Records contained in a dataset
----------
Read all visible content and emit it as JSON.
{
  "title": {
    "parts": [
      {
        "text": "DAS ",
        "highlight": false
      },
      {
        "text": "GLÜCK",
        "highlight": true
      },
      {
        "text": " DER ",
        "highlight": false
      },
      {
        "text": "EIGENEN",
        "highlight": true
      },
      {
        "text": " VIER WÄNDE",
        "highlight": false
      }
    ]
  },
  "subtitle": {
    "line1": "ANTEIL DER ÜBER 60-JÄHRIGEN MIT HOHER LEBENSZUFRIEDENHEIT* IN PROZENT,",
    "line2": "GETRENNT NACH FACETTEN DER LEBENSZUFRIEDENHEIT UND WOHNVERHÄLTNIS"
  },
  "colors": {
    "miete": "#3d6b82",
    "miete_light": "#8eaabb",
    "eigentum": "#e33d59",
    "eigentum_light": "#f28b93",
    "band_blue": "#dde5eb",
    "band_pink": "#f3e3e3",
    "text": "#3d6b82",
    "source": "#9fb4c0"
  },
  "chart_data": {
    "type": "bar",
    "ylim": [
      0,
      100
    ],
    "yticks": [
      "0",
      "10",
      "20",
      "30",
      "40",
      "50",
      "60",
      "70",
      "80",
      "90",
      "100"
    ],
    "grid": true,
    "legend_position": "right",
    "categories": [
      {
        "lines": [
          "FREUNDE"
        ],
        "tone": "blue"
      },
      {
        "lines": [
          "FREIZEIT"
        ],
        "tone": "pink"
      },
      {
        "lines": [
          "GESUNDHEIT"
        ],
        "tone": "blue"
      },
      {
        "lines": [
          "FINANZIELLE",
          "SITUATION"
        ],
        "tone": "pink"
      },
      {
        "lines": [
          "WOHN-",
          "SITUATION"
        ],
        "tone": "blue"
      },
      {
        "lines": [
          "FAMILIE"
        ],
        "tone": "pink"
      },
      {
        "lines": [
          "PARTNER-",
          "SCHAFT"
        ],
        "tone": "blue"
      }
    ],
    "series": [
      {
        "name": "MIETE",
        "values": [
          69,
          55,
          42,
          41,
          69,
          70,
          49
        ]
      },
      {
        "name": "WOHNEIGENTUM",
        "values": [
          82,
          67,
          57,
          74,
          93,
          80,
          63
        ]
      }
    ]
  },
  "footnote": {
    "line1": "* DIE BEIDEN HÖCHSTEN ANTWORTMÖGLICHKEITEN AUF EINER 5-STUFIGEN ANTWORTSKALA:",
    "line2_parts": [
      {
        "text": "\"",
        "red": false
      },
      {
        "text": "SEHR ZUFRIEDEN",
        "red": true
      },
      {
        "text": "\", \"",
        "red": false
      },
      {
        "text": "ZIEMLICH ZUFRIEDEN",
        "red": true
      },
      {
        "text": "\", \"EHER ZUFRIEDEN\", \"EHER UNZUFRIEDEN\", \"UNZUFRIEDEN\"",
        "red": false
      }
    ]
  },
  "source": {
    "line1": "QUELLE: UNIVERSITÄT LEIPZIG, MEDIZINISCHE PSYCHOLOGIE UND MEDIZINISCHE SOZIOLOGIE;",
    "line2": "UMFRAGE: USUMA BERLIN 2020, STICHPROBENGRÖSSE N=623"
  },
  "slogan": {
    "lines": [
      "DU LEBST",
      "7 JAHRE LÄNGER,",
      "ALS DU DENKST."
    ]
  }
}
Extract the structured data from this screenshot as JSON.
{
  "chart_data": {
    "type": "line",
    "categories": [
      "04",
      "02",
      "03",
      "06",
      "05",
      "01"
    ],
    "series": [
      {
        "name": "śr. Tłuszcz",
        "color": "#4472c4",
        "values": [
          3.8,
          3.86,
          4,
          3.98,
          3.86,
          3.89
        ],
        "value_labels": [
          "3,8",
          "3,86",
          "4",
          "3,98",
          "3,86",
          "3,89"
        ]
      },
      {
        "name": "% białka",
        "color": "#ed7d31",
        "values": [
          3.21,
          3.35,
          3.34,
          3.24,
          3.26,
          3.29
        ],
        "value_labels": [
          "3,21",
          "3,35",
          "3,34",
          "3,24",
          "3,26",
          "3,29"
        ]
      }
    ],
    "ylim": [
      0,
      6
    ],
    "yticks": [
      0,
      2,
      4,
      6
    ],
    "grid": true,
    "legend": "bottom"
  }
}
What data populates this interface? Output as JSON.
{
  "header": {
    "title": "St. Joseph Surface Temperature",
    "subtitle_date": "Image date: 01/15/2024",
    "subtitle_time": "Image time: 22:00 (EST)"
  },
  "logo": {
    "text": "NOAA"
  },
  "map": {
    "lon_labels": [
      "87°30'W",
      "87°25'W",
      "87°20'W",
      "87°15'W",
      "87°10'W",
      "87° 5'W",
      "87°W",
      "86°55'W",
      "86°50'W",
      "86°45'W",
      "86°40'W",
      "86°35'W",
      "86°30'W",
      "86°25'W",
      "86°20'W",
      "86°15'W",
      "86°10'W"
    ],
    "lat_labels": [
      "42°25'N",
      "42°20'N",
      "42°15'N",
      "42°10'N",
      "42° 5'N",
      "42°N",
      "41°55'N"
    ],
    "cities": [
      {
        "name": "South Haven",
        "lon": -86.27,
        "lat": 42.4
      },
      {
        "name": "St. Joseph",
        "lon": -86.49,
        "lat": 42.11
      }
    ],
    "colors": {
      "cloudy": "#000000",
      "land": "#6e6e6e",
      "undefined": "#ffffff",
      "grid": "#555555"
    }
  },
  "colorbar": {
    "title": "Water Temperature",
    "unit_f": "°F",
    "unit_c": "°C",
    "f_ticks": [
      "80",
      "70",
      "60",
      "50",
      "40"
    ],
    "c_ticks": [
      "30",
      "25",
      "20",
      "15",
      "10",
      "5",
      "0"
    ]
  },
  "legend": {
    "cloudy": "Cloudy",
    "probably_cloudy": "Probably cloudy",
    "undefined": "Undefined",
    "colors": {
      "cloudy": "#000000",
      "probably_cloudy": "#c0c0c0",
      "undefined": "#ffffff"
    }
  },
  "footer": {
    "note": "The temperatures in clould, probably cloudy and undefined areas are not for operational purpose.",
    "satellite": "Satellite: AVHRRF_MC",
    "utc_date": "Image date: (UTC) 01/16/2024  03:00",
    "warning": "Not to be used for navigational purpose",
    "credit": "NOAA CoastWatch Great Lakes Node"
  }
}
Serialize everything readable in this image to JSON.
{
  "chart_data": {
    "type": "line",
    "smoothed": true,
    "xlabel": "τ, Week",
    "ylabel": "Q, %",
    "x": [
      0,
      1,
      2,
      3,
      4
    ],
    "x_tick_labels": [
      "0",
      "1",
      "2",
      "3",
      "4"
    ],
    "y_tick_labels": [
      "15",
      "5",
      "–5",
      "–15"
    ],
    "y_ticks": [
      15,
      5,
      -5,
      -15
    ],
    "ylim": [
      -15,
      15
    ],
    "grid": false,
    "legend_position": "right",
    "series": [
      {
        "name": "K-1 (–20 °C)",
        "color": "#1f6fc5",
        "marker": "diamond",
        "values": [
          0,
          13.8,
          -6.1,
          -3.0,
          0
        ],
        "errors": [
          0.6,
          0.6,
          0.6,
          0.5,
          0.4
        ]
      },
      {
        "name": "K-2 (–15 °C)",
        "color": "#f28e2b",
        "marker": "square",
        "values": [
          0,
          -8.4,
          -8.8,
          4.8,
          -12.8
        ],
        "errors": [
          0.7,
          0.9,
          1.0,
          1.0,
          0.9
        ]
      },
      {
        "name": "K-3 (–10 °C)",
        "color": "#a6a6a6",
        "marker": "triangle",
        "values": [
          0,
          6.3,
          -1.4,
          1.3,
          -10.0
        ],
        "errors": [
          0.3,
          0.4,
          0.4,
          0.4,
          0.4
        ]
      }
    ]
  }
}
----------
#### [Stated goal]
Recopy the entries above exactly, with every line included.

#### [Solution to the problem]
Read all visible content and emit it as JSON.
{
  "title": {
    "parts": [
      {
        "text": "DAS ",
        "highlight": false
      },
      {
        "text": "GLÜCK",
        "highlight": true
      },
      {
        "text": " DER ",
        "highlight": false
      },
      {
        "text": "EIGENEN",
        "highlight": true
      },
      {
        "text": " VIER WÄNDE",
        "highlight": false
      }
    ]
  },
  "subtitle": {
    "line1": "ANTEIL DER ÜBER 60-JÄHRIGEN MIT HOHER LEBENSZUFRIEDENHEIT* IN PROZENT,",
    "line2": "GETRENNT NACH FACETTEN DER LEBENSZUFRIEDENHEIT UND WOHNVERHÄLTNIS"
  },
  "colors": {
    "miete": "#3d6b82",
    "miete_light": "#8eaabb",
    "eigentum": "#e33d59",
    "eigentum_light": "#f28b93",
    "band_blue": "#dde5eb",
    "band_pink": "#f3e3e3",
    "text": "#3d6b82",
    "source": "#9fb4c0"
  },
  "chart_data": {
    "type": "bar",
    "ylim": [
      0,
      100
    ],
    "yticks": [
      "0",
      "10",
      "20",
      "30",
      "40",
      "50",
      "60",
      "70",
      "80",
      "90",
      "100"
    ],
    "grid": true,
    "legend_position": "right",
    "categories": [
      {
        "lines": [
          "FREUNDE"
        ],
        "tone": "blue"
      },
      {
        "lines": [
          "FREIZEIT"
        ],
        "tone": "pink"
      },
      {
        "lines": [
          "GESUNDHEIT"
        ],
        "tone": "blue"
      },
      {
        "lines": [
          "FINANZIELLE",
          "SITUATION"
        ],
        "tone": "pink"
      },
      {
        "lines": [
          "WOHN-",
          "SITUATION"
        ],
        "tone": "blue"
      },
      {
        "lines": [
          "FAMILIE"
        ],
        "tone": "pink"
      },
      {
        "lines": [
          "PARTNER-",
          "SCHAFT"
        ],
        "tone": "blue"
      }
    ],
    "series": [
      {
        "name": "MIETE",
        "values": [
          69,
          55,
          42,
          41,
          69,
          70,
          49
        ]
      },
      {
        "name": "WOHNEIGENTUM",
        "values": [
          82,
          67,
          57,
          74,
          93,
          80,
          63
        ]
      }
    ]
  },
  "footnote": {
    "line1": "* DIE BEIDEN HÖCHSTEN ANTWORTMÖGLICHKEITEN AUF EINER 5-STUFIGEN ANTWORTSKALA:",
    "line2_parts": [
      {
        "text": "\"",
        "red": false
      },
      {
        "text": "SEHR ZUFRIEDEN",
        "red": true
      },
      {
        "text": "\", \"",
        "red": false
      },
      {
        "text": "ZIEMLICH ZUFRIEDEN",
        "red": true
      },
      {
        "text": "\", \"EHER ZUFRIEDEN\", \"EHER UNZUFRIEDEN\", \"UNZUFRIEDEN\"",
        "red": false
      }
    ]
  },
  "source": {
    "line1": "QUELLE: UNIVERSITÄT LEIPZIG, MEDIZINISCHE PSYCHOLOGIE UND MEDIZINISCHE SOZIOLOGIE;",
    "line2": "UMFRAGE: USUMA BERLIN 2020, STICHPROBENGRÖSSE N=623"
  },
  "slogan": {
    "lines": [
      "DU LEBST",
      "7 JAHRE LÄNGER,",
      "ALS DU DENKST."
    ]
  }
}
Extract the structured data from this screenshot as JSON.
{
  "chart_data": {
    "type": "line",
    "categories": [
      "04",
      "02",
      "03",
      "06",
      "05",
      "01"
    ],
    "series": [
      {
        "name": "śr. Tłuszcz",
        "color": "#4472c4",
        "values": [
          3.8,
          3.86,
          4,
          3.98,
          3.86,
          3.89
        ],
        "value_labels": [
          "3,8",
          "3,86",
          "4",
          "3,98",
          "3,86",
          "3,89"
        ]
      },
      {
        "name": "% białka",
        "color": "#ed7d31",
        "values": [
          3.21,
          3.35,
          3.34,
          3.24,
          3.26,
          3.29
        ],
        "value_labels": [
          "3,21",
          "3,35",
          "3,34",
          "3,24",
          "3,26",
          "3,29"
        ]
      }
    ],
    "ylim": [
      0,
      6
    ],
    "yticks": [
      0,
      2,
      4,
      6
    ],
    "grid": true,
    "legend": "bottom"
  }
}
What data populates this interface? Output as JSON.
{
  "header": {
    "title": "St. Joseph Surface Temperature",
    "subtitle_date": "Image date: 01/15/2024",
    "subtitle_time": "Image time: 22:00 (EST)"
  },
  "logo": {
    "text": "NOAA"
  },
  "map": {
    "lon_labels": [
      "87°30'W",
      "87°25'W",
      "87°20'W",
      "87°15'W",
      "87°10'W",
      "87° 5'W",
      "87°W",
      "86°55'W",
      "86°50'W",
      "86°45'W",
      "86°40'W",
      "86°35'W",
      "86°30'W",
      "86°25'W",
      "86°20'W",
      "86°15'W",
      "86°10'W"
    ],
    "lat_labels": [
      "42°25'N",
      "42°20'N",
      "42°15'N",
      "42°10'N",
      "42° 5'N",
      "42°N",
      "41°55'N"
    ],
    "cities": [
      {
        "name": "South Haven",
        "lon": -86.27,
        "lat": 42.4
      },
      {
        "name": "St. Joseph",
        "lon": -86.49,
        "lat": 42.11
      }
    ],
    "colors": {
      "cloudy": "#000000",
      "land": "#6e6e6e",
      "undefined": "#ffffff",
      "grid": "#555555"
    }
  },
  "colorbar": {
    "title": "Water Temperature",
    "unit_f": "°F",
    "unit_c": "°C",
    "f_ticks": [
      "80",
      "70",
      "60",
      "50",
      "40"
    ],
    "c_ticks": [
      "30",
      "25",
      "20",
      "15",
      "10",
      "5",
      "0"
    ]
  },
  "legend": {
    "cloudy": "Cloudy",
    "probably_cloudy": "Probably cloudy",
    "undefined": "Undefined",
    "colors": {
      "cloudy": "#000000",
      "probably_cloudy": "#c0c0c0",
      "undefined": "#ffffff"
    }
  },
  "footer": {
    "note": "The temperatures in clould, probably cloudy and undefined areas are not for operational purpose.",
    "satellite": "Satellite: AVHRRF_MC",
    "utc_date": "Image date: (UTC) 01/16/2024  03:00",
    "warning": "Not to be used for navigational purpose",
    "credit": "NOAA CoastWatch Great Lakes Node"
  }
}
Serialize everything readable in this image to JSON.
{
  "chart_data": {
    "type": "line",
    "smoothed": true,
    "xlabel": "τ, Week",
    "ylabel": "Q, %",
    "x": [
      0,
      1,
      2,
      3,
      4
    ],
    "x_tick_labels": [
      "0",
      "1",
      "2",
      "3",
      "4"
    ],
    "y_tick_labels": [
      "15",
      "5",
      "–5",
      "–15"
    ],
    "y_ticks": [
      15,
      5,
      -5,
      -15
    ],
    "ylim": [
      -15,
      15
    ],
    "grid": false,
    "legend_position": "right",
    "series": [
      {
        "name": "K-1 (–20 °C)",
        "color": "#1f6fc5",
        "marker": "diamond",
        "values": [
          0,
          13.8,
          -6.1,
          -3.0,
          0
        ],
        "errors": [
          0.6,
          0.6,
          0.6,
          0.5,
          0.4
        ]
      },
      {
        "name": "K-2 (–15 °C)",
        "color": "#f28e2b",
        "marker": "square",
        "values": [
          0,
          -8.4,
          -8.8,
          4.8,
          -12.8
        ],
        "errors": [
          0.7,
          0.9,
          1.0,
          1.0,
          0.9
        ]
      },
      {
        "name": "K-3 (–10 °C)",
        "color": "#a6a6a6",
        "marker": "triangle",
        "values": [
          0,
          6.3,
          -1.4,
          1.3,
          -10.0
        ],
        "errors": [
          0.3,
          0.4,
          0.4,
          0.4,
          0.4
        ]
      }
    ]
  }
}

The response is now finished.